From the entries below, extract every line that includes the word "Scarpa".

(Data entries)

►

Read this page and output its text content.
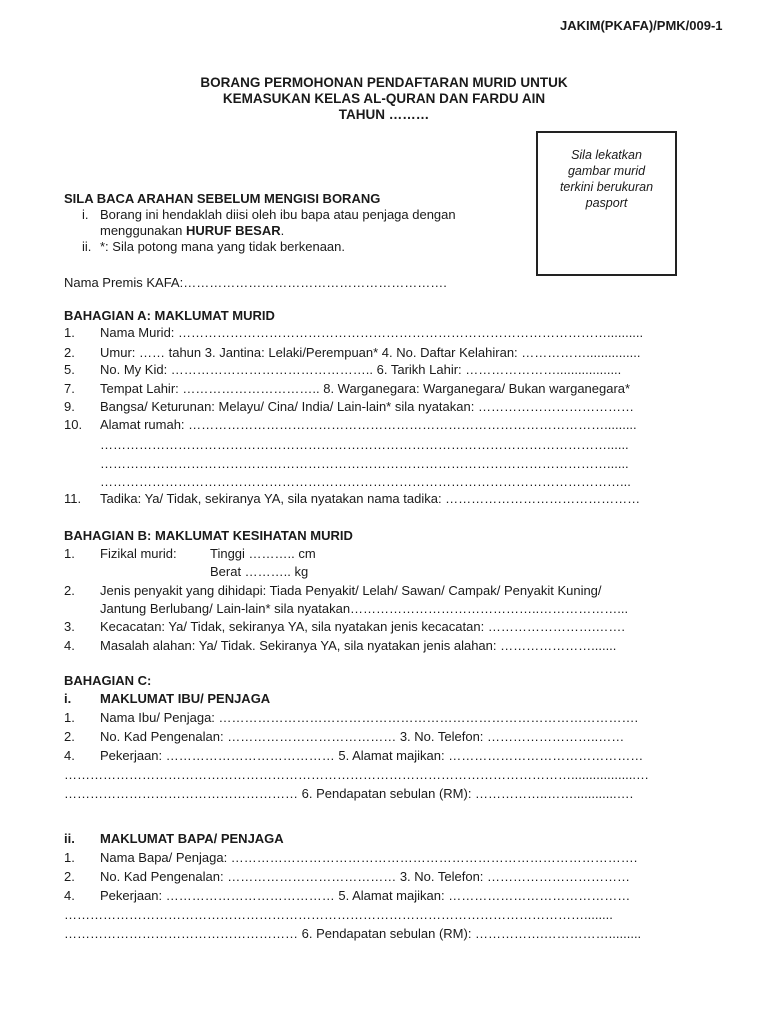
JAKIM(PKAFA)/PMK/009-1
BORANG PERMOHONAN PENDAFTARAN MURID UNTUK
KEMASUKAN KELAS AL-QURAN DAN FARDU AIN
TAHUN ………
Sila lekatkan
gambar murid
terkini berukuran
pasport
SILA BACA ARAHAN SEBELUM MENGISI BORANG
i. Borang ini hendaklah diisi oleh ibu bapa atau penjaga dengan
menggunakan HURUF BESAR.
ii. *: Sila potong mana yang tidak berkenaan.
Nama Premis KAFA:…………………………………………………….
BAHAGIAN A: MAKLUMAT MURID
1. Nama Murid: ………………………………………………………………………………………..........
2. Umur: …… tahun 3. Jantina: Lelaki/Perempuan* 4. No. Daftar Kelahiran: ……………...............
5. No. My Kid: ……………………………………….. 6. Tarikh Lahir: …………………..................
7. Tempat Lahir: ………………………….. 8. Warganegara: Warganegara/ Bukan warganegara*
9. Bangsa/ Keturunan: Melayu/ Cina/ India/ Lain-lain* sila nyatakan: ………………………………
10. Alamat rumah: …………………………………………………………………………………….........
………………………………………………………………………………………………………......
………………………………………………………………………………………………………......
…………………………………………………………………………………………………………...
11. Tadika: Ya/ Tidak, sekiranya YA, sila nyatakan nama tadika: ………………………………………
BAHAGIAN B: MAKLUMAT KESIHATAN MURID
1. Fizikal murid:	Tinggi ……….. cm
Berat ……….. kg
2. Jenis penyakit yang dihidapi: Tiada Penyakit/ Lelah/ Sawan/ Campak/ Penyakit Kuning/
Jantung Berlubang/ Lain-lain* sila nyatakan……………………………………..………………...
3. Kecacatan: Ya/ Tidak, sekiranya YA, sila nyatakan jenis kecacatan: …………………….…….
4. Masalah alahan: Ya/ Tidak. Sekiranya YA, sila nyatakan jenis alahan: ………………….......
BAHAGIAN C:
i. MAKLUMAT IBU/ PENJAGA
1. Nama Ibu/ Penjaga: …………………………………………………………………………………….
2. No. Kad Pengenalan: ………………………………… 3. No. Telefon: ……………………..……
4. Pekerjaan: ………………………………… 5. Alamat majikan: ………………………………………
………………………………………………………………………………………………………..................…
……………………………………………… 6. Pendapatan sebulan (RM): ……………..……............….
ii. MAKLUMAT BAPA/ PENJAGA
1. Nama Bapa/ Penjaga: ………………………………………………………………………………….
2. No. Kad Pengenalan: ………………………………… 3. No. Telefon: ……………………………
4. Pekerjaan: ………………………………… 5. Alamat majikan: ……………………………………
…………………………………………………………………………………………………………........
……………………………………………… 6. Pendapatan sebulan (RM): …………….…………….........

◄
►

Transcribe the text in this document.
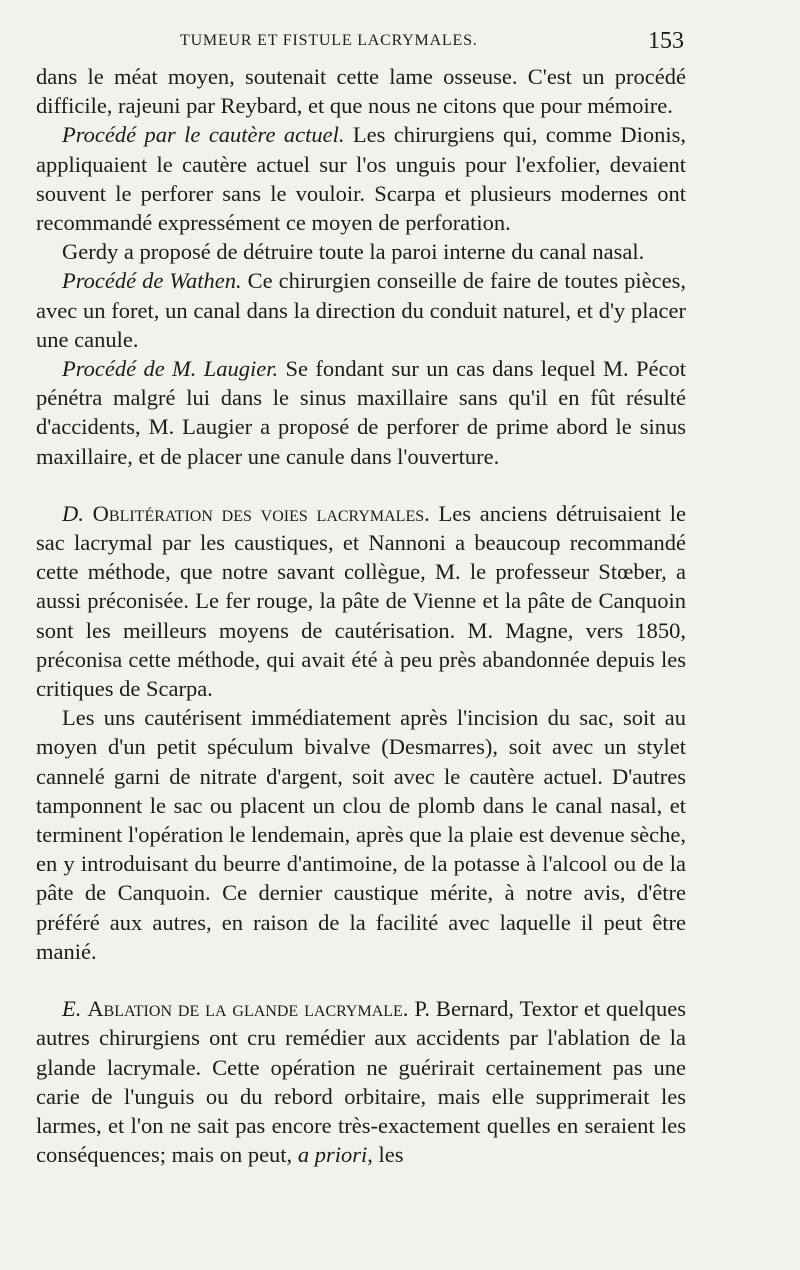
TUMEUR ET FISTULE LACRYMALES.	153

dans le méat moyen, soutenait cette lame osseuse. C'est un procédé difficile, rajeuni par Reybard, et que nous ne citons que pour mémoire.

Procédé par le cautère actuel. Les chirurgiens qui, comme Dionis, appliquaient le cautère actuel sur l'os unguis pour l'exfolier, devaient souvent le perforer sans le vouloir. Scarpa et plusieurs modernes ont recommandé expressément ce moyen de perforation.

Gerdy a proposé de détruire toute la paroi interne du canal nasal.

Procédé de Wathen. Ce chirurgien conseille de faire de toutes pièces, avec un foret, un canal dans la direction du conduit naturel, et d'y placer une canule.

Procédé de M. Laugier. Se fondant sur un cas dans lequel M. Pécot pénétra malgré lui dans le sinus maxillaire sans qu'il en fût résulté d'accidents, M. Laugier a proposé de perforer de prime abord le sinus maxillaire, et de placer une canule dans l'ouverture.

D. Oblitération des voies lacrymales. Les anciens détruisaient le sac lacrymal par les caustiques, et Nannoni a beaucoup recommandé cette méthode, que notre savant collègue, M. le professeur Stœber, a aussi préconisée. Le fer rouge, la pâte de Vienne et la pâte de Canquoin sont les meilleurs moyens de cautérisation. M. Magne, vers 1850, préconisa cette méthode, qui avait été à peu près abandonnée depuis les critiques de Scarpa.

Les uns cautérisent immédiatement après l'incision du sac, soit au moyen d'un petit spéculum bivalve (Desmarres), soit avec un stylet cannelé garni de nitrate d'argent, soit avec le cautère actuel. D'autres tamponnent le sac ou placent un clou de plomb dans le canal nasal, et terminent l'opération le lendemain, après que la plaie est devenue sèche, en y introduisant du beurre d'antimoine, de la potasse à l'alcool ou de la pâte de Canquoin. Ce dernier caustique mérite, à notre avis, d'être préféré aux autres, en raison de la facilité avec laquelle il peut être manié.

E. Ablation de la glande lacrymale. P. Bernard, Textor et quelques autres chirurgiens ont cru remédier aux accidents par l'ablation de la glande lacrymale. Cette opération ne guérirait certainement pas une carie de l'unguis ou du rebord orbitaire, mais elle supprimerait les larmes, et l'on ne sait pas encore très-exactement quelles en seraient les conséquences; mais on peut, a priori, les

◄

* Expected output
Procédé par le cautère actuel. Les chirurgiens qui, comme Dionis, appliquaient le cautère actuel sur l'os unguis pour l'exfolier, devaient souvent le perforer sans le vouloir. Scarpa et plusieurs modernes ont recommandé expressément ce moyen de perforation.
D. Oblitération des voies lacrymales. Les anciens détruisaient le sac lacrymal par les caustiques, et Nannoni a beaucoup recommandé cette méthode, que notre savant collègue, M. le professeur Stœber, a aussi préconisée. Le fer rouge, la pâte de Vienne et la pâte de Canquoin sont les meilleurs moyens de cautérisation. M. Magne, vers 1850, préconisa cette méthode, qui avait été à peu près abandonnée depuis les critiques de Scarpa.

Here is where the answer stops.